__Instruction__:
Update the data from the line that has "user-plus-icon [82,29,106,53]" through the line that has "step-souhrn[interactable]: 5. Souhrn" by changing "step-divider" to "step-separator". Give those lines back with nothing else altered.

--- start Data for this task ---

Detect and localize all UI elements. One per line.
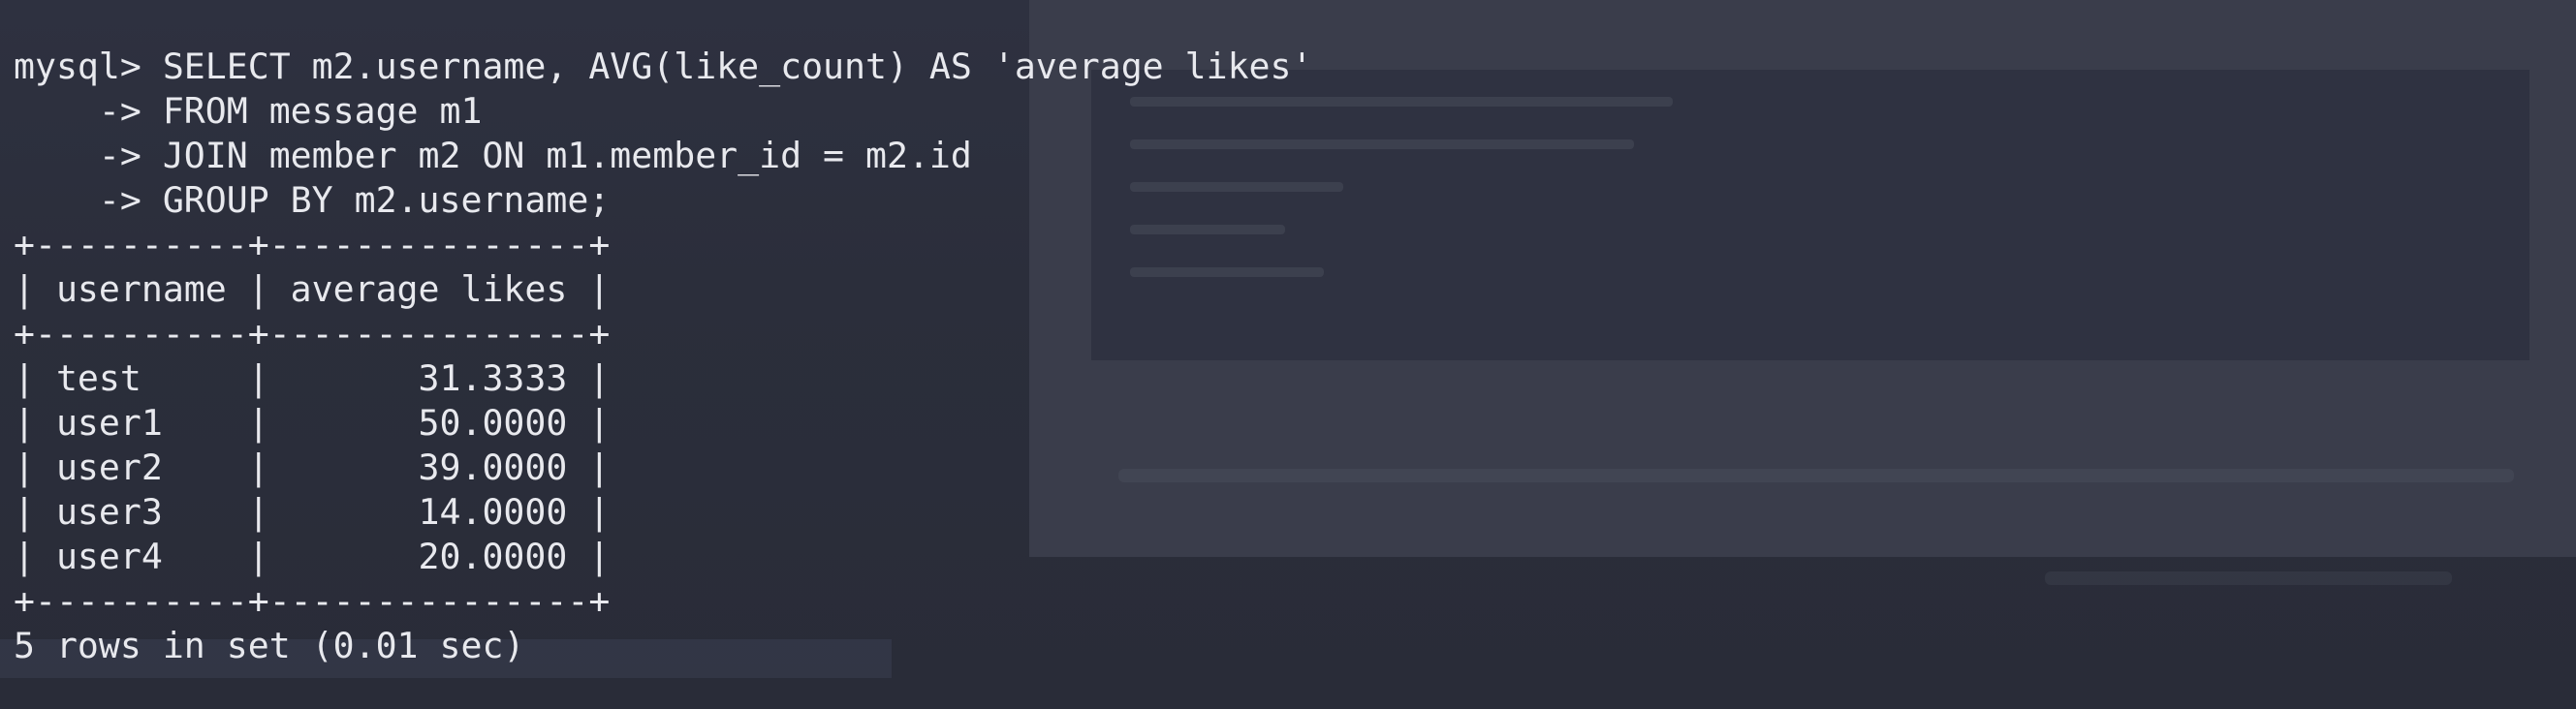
- desktop-screen: mysql> SELECT m2.username, AVG(like_coun…: [0, 0, 2576, 709]
- terminal-line-join: -> JOIN member m2 ON m1.member_id = m2.i…: [14, 135, 972, 176]
- result-summary: 5 rows in set (0.01 sec): [14, 625, 525, 666]
- terminal-line-group-by: -> GROUP BY m2.username;: [14, 179, 611, 221]
- table-row: | user3 | 14.0000 |: [14, 491, 611, 533]
- background-status-strip: [2045, 571, 2452, 585]
- terminal-output: mysql> SELECT m2.username, AVG(like_coun…: [14, 45, 1312, 668]
- table-border-top: +----------+---------------+: [14, 224, 611, 265]
- background-text-row: [1118, 469, 2514, 482]
- terminal-line-query: mysql> SELECT m2.username, AVG(like_coun…: [14, 46, 1313, 87]
- table-header-row: | username | average likes |: [14, 268, 611, 310]
- table-border-header: +----------+---------------+: [14, 313, 611, 354]
- table-border-bottom: +----------+---------------+: [14, 580, 611, 622]
- table-row: | user1 | 50.0000 |: [14, 402, 611, 444]
- table-row: | user2 | 39.0000 |: [14, 447, 611, 488]
- table-row: | user4 | 20.0000 |: [14, 536, 611, 577]
- terminal-line-from: -> FROM message m1: [14, 90, 483, 132]
- table-row: | test | 31.3333 |: [14, 357, 611, 399]
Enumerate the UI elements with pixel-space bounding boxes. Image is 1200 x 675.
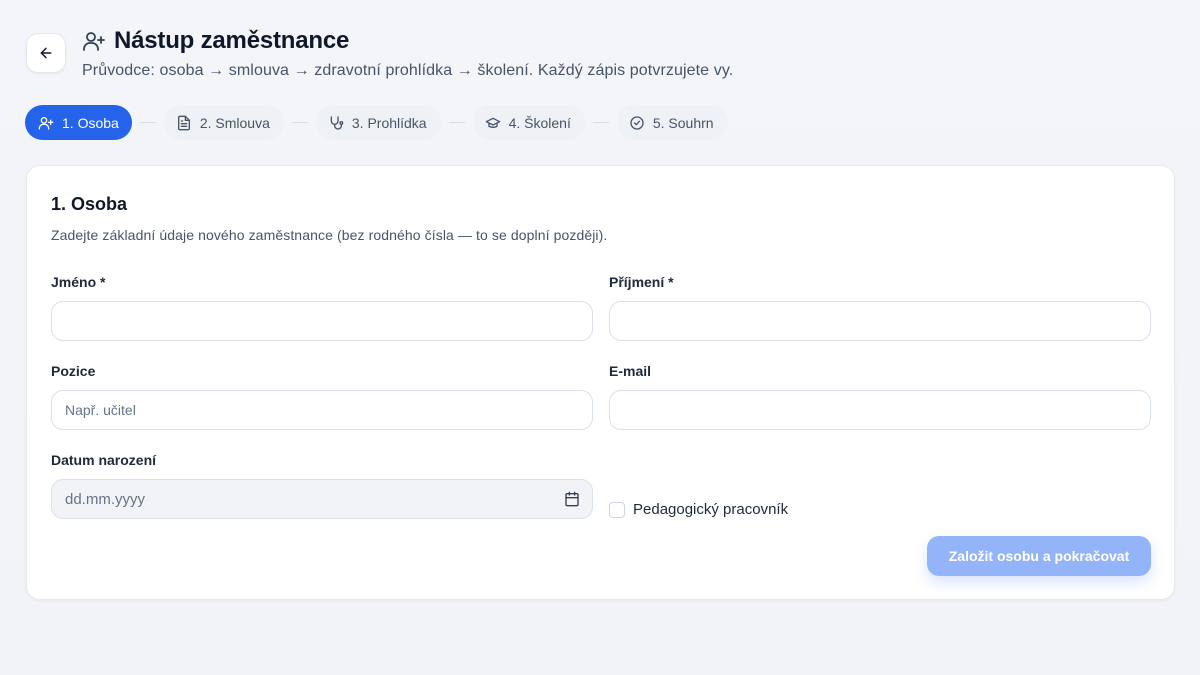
user-plus-icon [82,29,106,53]
step-smlouva[interactable]: 2. Smlouva [163,105,284,140]
step-divider [291,122,308,123]
form-description: Zadejte základní údaje nového zaměstnanc… [51,227,608,243]
first-name-field[interactable] [51,301,593,341]
email-label: E-mail [609,363,652,379]
birth-date-label: Datum narození [51,452,157,468]
pedagogical-checkbox-row[interactable]: Pedagogický pracovník [609,501,788,518]
step-label: 1. Osoba [62,114,119,131]
last-name-field[interactable] [609,301,1151,341]
last-name-label: Příjmení * [609,274,674,290]
position-field[interactable] [51,390,593,430]
graduation-cap-icon [485,115,501,131]
user-plus-icon [38,115,54,131]
step-label: 4. Školení [508,114,571,131]
form-card: 1. Osoba Zadejte základní údaje nového z… [26,165,1175,600]
step-divider [592,122,609,123]
step-skoleni[interactable]: 4. Školení [472,105,585,140]
back-button[interactable] [26,33,66,73]
calendar-icon[interactable] [564,491,580,507]
birth-date-placeholder: dd.mm.yyyy [65,490,146,508]
pedagogical-checkbox[interactable] [609,501,625,518]
step-label: 5. Souhrn [652,114,714,131]
step-souhrn[interactable]: 5. Souhrn [616,105,728,140]
pedagogical-label[interactable]: Pedagogický pracovník [633,501,788,518]
step-label: 3. Prohlídka [351,114,427,131]
form-title: 1. Osoba [51,194,128,214]
stethoscope-icon [328,115,344,131]
step-divider [448,122,465,123]
file-text-icon [176,115,192,131]
arrow-left-icon [38,45,54,61]
step-prohlidka[interactable]: 3. Prohlídka [315,105,441,140]
step-osoba[interactable]: 1. Osoba [25,105,132,140]
wizard-stepper: 1. Osoba 2. Smlouva 3. Prohlídka 4. Škol… [25,105,728,140]
check-circle-icon [629,115,645,131]
email-field[interactable] [609,390,1151,430]
step-label: 2. Smlouva [199,114,270,131]
birth-date-field[interactable]: dd.mm.yyyy [51,479,593,519]
step-divider [139,122,156,123]
page-title: Nástup zaměstnance [114,27,350,54]
page-header: Nástup zaměstnance Průvodce: osoba → sml… [82,27,733,80]
first-name-label: Jméno * [51,274,106,290]
page-subtitle: Průvodce: osoba → smlouva → zdravotní pr… [82,62,734,79]
submit-button[interactable]: Založit osobu a pokračovat [927,536,1151,576]
position-label: Pozice [51,363,96,379]
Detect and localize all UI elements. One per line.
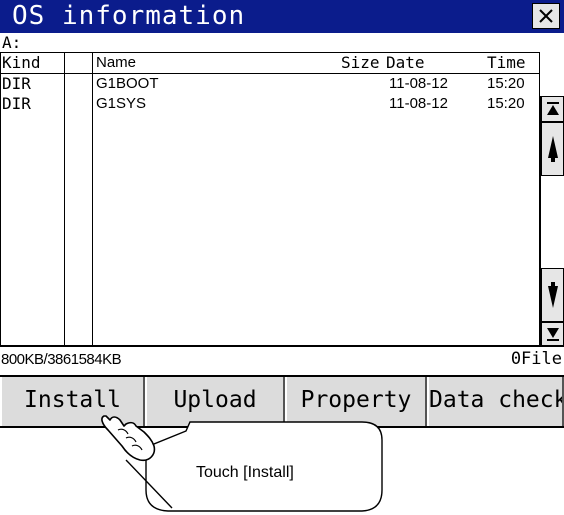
callout-text: Touch [Install] [196,464,294,481]
callout-bubble [101,415,383,512]
hand-pointer-icon [101,415,156,462]
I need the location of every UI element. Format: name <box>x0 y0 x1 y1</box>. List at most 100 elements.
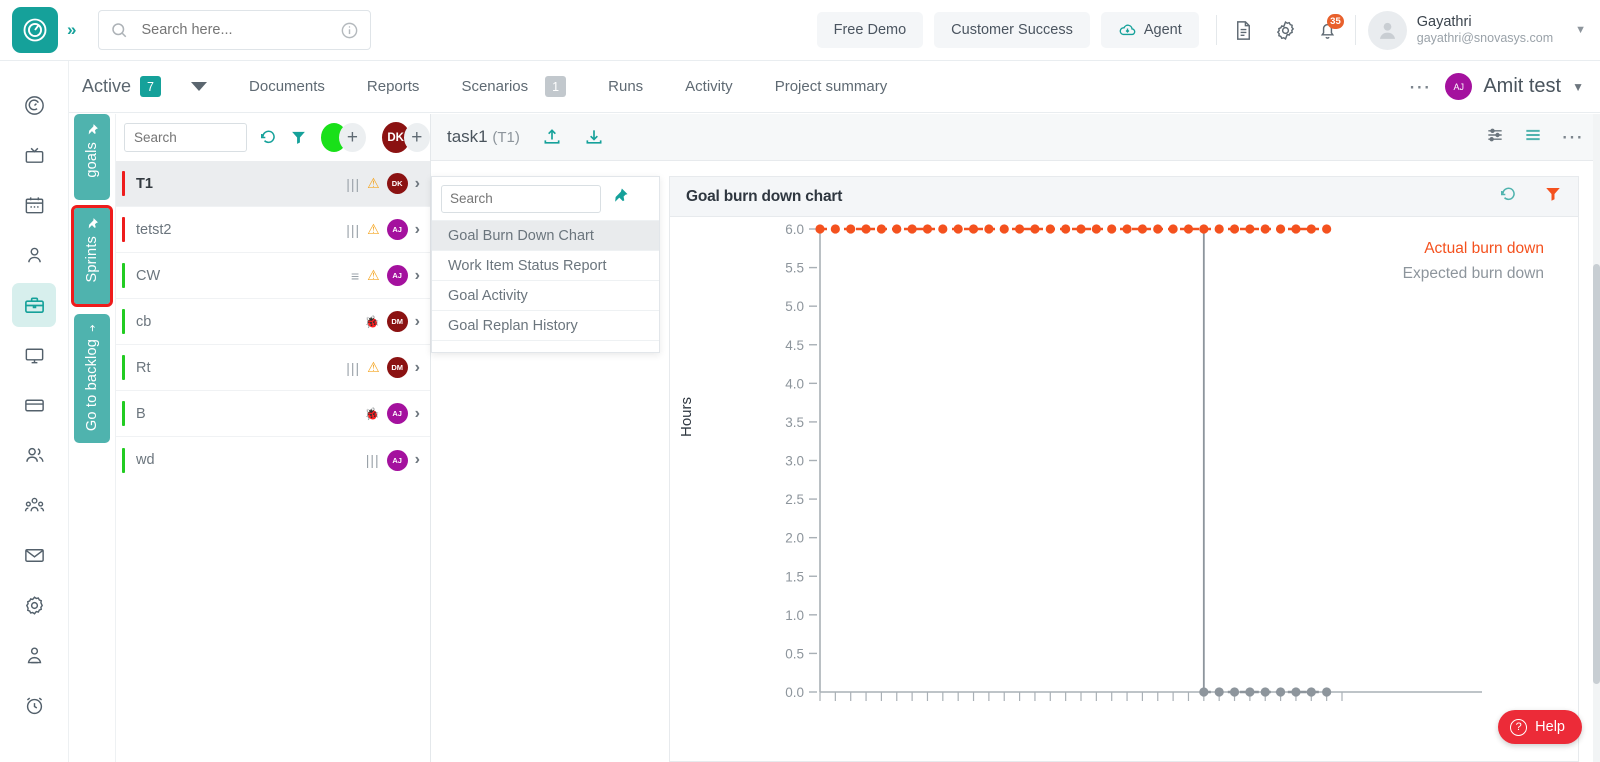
tab-documents[interactable]: Documents <box>249 78 325 95</box>
tab-activity[interactable]: Activity <box>685 78 733 95</box>
row-avatar[interactable]: AJ <box>387 403 408 424</box>
chevron-right-icon[interactable]: › <box>415 221 420 239</box>
notifications-button[interactable]: 35 <box>1307 10 1349 50</box>
add-goal-button[interactable]: + <box>339 123 365 152</box>
priority-icon[interactable]: ||| <box>346 360 360 376</box>
table-row[interactable]: B 🐞 AJ › <box>116 391 430 437</box>
info-circle-icon[interactable] <box>340 21 359 40</box>
sidebar-item-mail[interactable] <box>12 533 56 577</box>
search-input[interactable] <box>141 22 340 38</box>
list-search-input[interactable] <box>124 123 247 152</box>
menu-item-goal-burn-down-chart[interactable]: Goal Burn Down Chart <box>432 220 659 250</box>
row-avatar[interactable]: AJ <box>387 265 408 286</box>
sidebar-item-spiral[interactable] <box>12 83 56 127</box>
vertical-scrollbar[interactable] <box>1593 114 1600 762</box>
menu-item-goal-activity[interactable]: Goal Activity <box>432 280 659 310</box>
vtab-go-to-backlog[interactable]: Go to backlog <box>74 314 110 443</box>
table-row[interactable]: cb 🐞 DM › <box>116 299 430 345</box>
top-header: » Free Demo Customer Success Ag <box>0 0 1600 61</box>
tab-project-summary[interactable]: Project summary <box>775 78 888 95</box>
warning-icon[interactable]: ⚠ <box>367 221 380 238</box>
sidebar-item-monitor[interactable] <box>12 333 56 377</box>
vtab-goals[interactable]: goals <box>74 114 110 200</box>
chevron-right-icon[interactable]: › <box>415 451 420 469</box>
sidebar-item-tv[interactable] <box>12 133 56 177</box>
sidebar-item-person[interactable] <box>12 233 56 277</box>
active-filter[interactable]: Active 7 <box>82 76 207 97</box>
add-owner-button[interactable]: + <box>404 123 430 152</box>
report-search-input[interactable] <box>441 185 601 213</box>
tab-runs[interactable]: Runs <box>608 78 643 95</box>
scrollbar-thumb[interactable] <box>1593 264 1600 684</box>
two-people-icon <box>23 444 46 467</box>
row-avatar[interactable]: DM <box>387 357 408 378</box>
table-row[interactable]: Rt ||| ⚠ DM › <box>116 345 430 391</box>
ellipsis-icon[interactable]: ⋯ <box>1561 124 1584 150</box>
download-button[interactable] <box>584 127 604 147</box>
table-row[interactable]: tetst2 ||| ⚠ AJ › <box>116 207 430 253</box>
row-avatar[interactable]: AJ <box>387 450 408 471</box>
menu-item-goal-replan-history[interactable]: Goal Replan History <box>432 310 659 340</box>
settings-icon-button[interactable] <box>1265 10 1307 50</box>
ellipsis-icon[interactable]: ⋯ <box>1408 74 1431 100</box>
priority-icon[interactable]: ≡ <box>351 268 360 284</box>
pin-button[interactable] <box>611 187 629 210</box>
free-demo-button[interactable]: Free Demo <box>817 12 924 48</box>
sidebar-item-profile[interactable] <box>12 633 56 677</box>
table-row[interactable]: CW ≡ ⚠ AJ › <box>116 253 430 299</box>
project-chevron-down-icon[interactable]: ▼ <box>1572 80 1584 94</box>
sidebar-item-settings[interactable] <box>12 583 56 627</box>
priority-icon[interactable]: ||| <box>346 222 360 238</box>
upload-button[interactable] <box>542 127 562 147</box>
tab-reports[interactable]: Reports <box>367 78 420 95</box>
warning-icon[interactable]: ⚠ <box>367 267 380 284</box>
menu-item-empty <box>432 340 659 352</box>
avatar[interactable] <box>1368 11 1407 50</box>
sidebar-item-projects[interactable] <box>12 283 56 327</box>
app-logo[interactable] <box>12 7 58 53</box>
chevron-right-icon[interactable]: › <box>415 313 420 331</box>
menu-item-work-item-status-report[interactable]: Work Item Status Report <box>432 250 659 280</box>
chevron-down-icon[interactable]: ▼ <box>1575 24 1586 36</box>
chevron-right-icon[interactable]: › <box>415 175 420 193</box>
sidebar-item-timer[interactable] <box>12 683 56 727</box>
table-row[interactable]: wd ||| AJ › <box>116 437 430 483</box>
row-avatar[interactable]: DK <box>387 173 408 194</box>
warning-icon[interactable]: ⚠ <box>367 359 380 376</box>
document-icon-button[interactable] <box>1223 10 1265 50</box>
sidebar-item-calendar[interactable] <box>12 183 56 227</box>
row-avatar[interactable]: DM <box>387 311 408 332</box>
user-email: gayathri@snovasys.com <box>1417 31 1553 46</box>
chart-filter-button[interactable] <box>1544 185 1562 208</box>
bug-icon[interactable]: 🐞 <box>365 315 380 329</box>
global-search[interactable] <box>98 10 371 50</box>
goal-list-panel: + DK + T1 ||| ⚠ DK › tetst2 ||| ⚠ AJ › <box>115 114 431 762</box>
download-icon <box>584 127 604 147</box>
triangle-down-icon[interactable] <box>191 82 207 91</box>
user-info[interactable]: Gayathri gayathri@snovasys.com <box>1417 14 1553 47</box>
refresh-button[interactable] <box>259 128 278 147</box>
customer-success-button[interactable]: Customer Success <box>934 12 1090 48</box>
vtab-sprints[interactable]: Sprints <box>74 208 110 304</box>
chevron-right-icon[interactable]: › <box>415 405 420 423</box>
tab-runs-label: Runs <box>608 78 643 95</box>
warning-icon[interactable]: ⚠ <box>367 175 380 192</box>
expand-sidebar-icon[interactable]: » <box>67 20 74 40</box>
sidebar-item-card[interactable] <box>12 383 56 427</box>
filter-button[interactable] <box>290 129 307 146</box>
tab-scenarios[interactable]: Scenarios 1 <box>461 76 566 97</box>
priority-icon[interactable]: ||| <box>346 176 360 192</box>
list-view-button[interactable] <box>1523 125 1543 150</box>
bug-icon[interactable]: 🐞 <box>365 407 380 421</box>
agent-button[interactable]: Agent <box>1101 12 1199 48</box>
help-button[interactable]: ? Help <box>1498 710 1582 744</box>
chevron-right-icon[interactable]: › <box>415 359 420 377</box>
table-row[interactable]: T1 ||| ⚠ DK › <box>116 161 430 207</box>
sidebar-item-teams[interactable] <box>12 483 56 527</box>
row-avatar[interactable]: AJ <box>387 219 408 240</box>
chart-reset-button[interactable] <box>1499 185 1518 209</box>
priority-icon[interactable]: ||| <box>366 452 380 468</box>
view-settings-button[interactable] <box>1485 125 1505 150</box>
sidebar-item-contacts[interactable] <box>12 433 56 477</box>
chevron-right-icon[interactable]: › <box>415 267 420 285</box>
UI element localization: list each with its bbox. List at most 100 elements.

--- end Data for this task ---

__Full output__:
user-plus-icon [82,29,106,53]
step-smlouva[interactable]: 2. Smlouva [163,105,284,140]
step-separator [291,122,308,123]
form-description: Zadejte základní údaje nového zaměstnanc… [51,227,608,243]
first-name-field[interactable] [51,301,593,341]
email-label: E-mail [609,363,652,379]
birth-date-label: Datum narození [51,452,157,468]
pedagogical-checkbox-row[interactable]: Pedagogický pracovník [609,501,788,518]
step-label: 1. Osoba [62,114,119,131]
last-name-field[interactable] [609,301,1151,341]
last-name-label: Příjmení * [609,274,674,290]
position-field[interactable] [51,390,593,430]
graduation-cap-icon [485,115,501,131]
user-plus-icon [38,115,54,131]
step-label: 4. Školení [508,114,571,131]
form-card: 1. Osoba Zadejte základní údaje nového z… [26,165,1175,600]
step-separator [592,122,609,123]
step-skoleni[interactable]: 4. Školení [472,105,585,140]
back-button[interactable] [26,33,66,73]
calendar-icon[interactable] [564,491,580,507]
birth-date-placeholder: dd.mm.yyyy [65,490,146,508]
pedagogical-checkbox[interactable] [609,501,625,518]
step-label: 5. Souhrn [652,114,714,131]
step-souhrn[interactable]: 5. Souhrn [616,105,728,140]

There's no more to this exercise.